Stored data entries:
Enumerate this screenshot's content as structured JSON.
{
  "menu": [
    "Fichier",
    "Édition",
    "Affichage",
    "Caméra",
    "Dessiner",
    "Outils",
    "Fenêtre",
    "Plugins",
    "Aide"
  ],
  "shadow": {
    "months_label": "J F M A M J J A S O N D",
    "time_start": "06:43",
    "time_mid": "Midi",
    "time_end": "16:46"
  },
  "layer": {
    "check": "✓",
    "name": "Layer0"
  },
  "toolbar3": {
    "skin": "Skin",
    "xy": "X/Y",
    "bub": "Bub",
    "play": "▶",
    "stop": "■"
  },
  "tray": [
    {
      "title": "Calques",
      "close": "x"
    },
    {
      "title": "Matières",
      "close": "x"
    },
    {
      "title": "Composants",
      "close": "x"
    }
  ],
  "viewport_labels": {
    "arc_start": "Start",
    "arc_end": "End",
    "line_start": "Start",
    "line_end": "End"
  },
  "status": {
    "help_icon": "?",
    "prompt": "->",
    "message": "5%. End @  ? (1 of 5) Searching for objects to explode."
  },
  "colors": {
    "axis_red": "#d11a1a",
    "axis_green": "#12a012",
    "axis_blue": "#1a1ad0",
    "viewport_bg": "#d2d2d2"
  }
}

§ **WHAT THE EXERCISE ASKS**
Please set down the whole listing above without altering a single line.

§ **RIGHT ANSWER**
Enumerate this screenshot's content as structured JSON.
{
  "menu": [
    "Fichier",
    "Édition",
    "Affichage",
    "Caméra",
    "Dessiner",
    "Outils",
    "Fenêtre",
    "Plugins",
    "Aide"
  ],
  "shadow": {
    "months_label": "J F M A M J J A S O N D",
    "time_start": "06:43",
    "time_mid": "Midi",
    "time_end": "16:46"
  },
  "layer": {
    "check": "✓",
    "name": "Layer0"
  },
  "toolbar3": {
    "skin": "Skin",
    "xy": "X/Y",
    "bub": "Bub",
    "play": "▶",
    "stop": "■"
  },
  "tray": [
    {
      "title": "Calques",
      "close": "x"
    },
    {
      "title": "Matières",
      "close": "x"
    },
    {
      "title": "Composants",
      "close": "x"
    }
  ],
  "viewport_labels": {
    "arc_start": "Start",
    "arc_end": "End",
    "line_start": "Start",
    "line_end": "End"
  },
  "status": {
    "help_icon": "?",
    "prompt": "->",
    "message": "5%. End @  ? (1 of 5) Searching for objects to explode."
  },
  "colors": {
    "axis_red": "#d11a1a",
    "axis_green": "#12a012",
    "axis_blue": "#1a1ad0",
    "viewport_bg": "#d2d2d2"
  }
}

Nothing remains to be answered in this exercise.